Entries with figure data

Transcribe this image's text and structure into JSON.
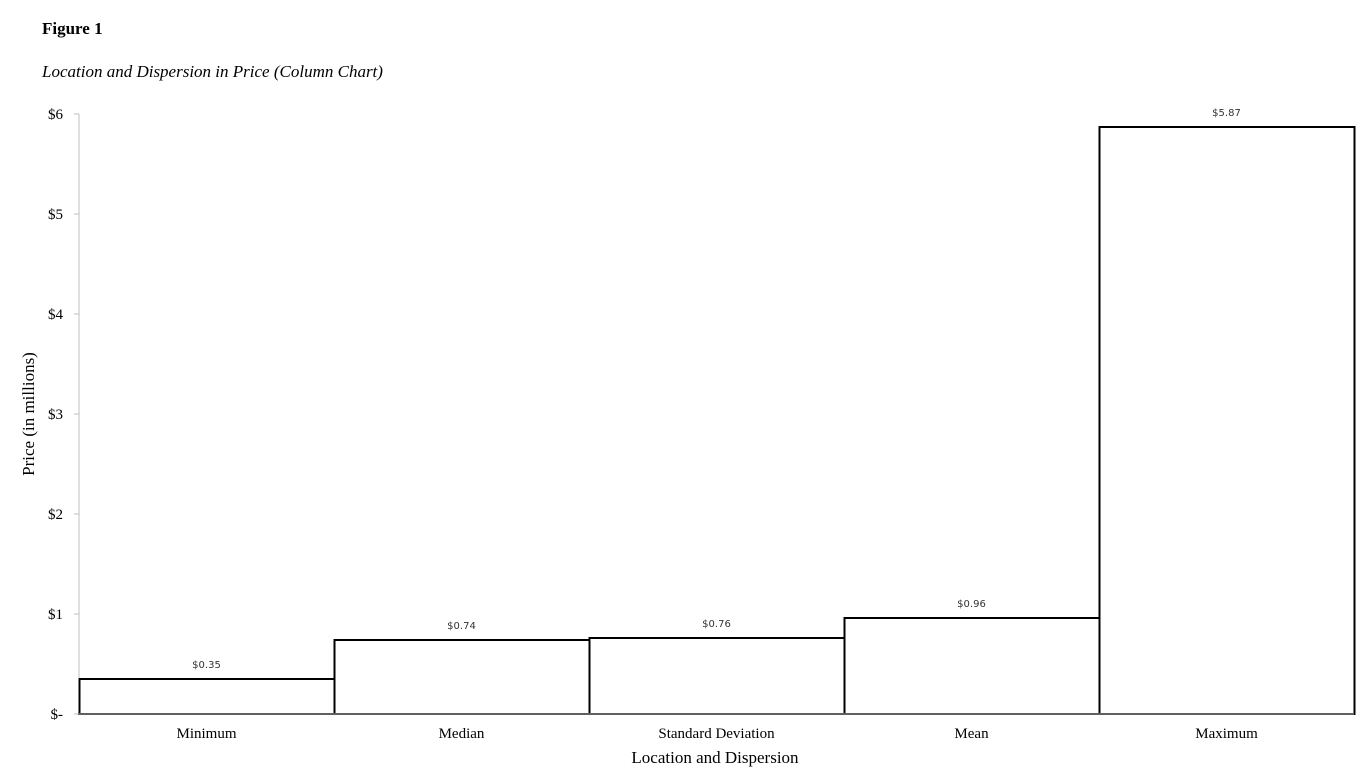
{
  "figure_label": "Figure 1",
  "title": "Location and Dispersion in Price  (Column Chart)",
  "chart_data": {
    "type": "bar",
    "categories": [
      "Minimum",
      "Median",
      "Standard Deviation",
      "Mean",
      "Maximum"
    ],
    "values": [
      0.35,
      0.74,
      0.76,
      0.96,
      5.87
    ],
    "data_labels": [
      "$0.35",
      "$0.74",
      "$0.76",
      "$0.96",
      "$5.87"
    ],
    "ylabel": "Price (in millions)",
    "xlabel": "Location and Dispersion",
    "ylim": [
      0,
      6
    ],
    "yticks": [
      0,
      1,
      2,
      3,
      4,
      5,
      6
    ],
    "ytick_labels": [
      "$-",
      "$1",
      "$2",
      "$3",
      "$4",
      "$5",
      "$6"
    ],
    "grid": false,
    "legend": "none",
    "bar_fill": "#ffffff",
    "bar_stroke": "#000000",
    "axis_color": "#bfbfbf"
  }
}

EXERCISE -
Quote every record above exactly, leaving out the pictures.

TASK RESULT -
Transcribe this image's text and structure into JSON.
{
  "figure_label": "Figure 1",
  "title": "Location and Dispersion in Price  (Column Chart)",
  "chart_data": {
    "type": "bar",
    "categories": [
      "Minimum",
      "Median",
      "Standard Deviation",
      "Mean",
      "Maximum"
    ],
    "values": [
      0.35,
      0.74,
      0.76,
      0.96,
      5.87
    ],
    "data_labels": [
      "$0.35",
      "$0.74",
      "$0.76",
      "$0.96",
      "$5.87"
    ],
    "ylabel": "Price (in millions)",
    "xlabel": "Location and Dispersion",
    "ylim": [
      0,
      6
    ],
    "yticks": [
      0,
      1,
      2,
      3,
      4,
      5,
      6
    ],
    "ytick_labels": [
      "$-",
      "$1",
      "$2",
      "$3",
      "$4",
      "$5",
      "$6"
    ],
    "grid": false,
    "legend": "none",
    "bar_fill": "#ffffff",
    "bar_stroke": "#000000",
    "axis_color": "#bfbfbf"
  }
}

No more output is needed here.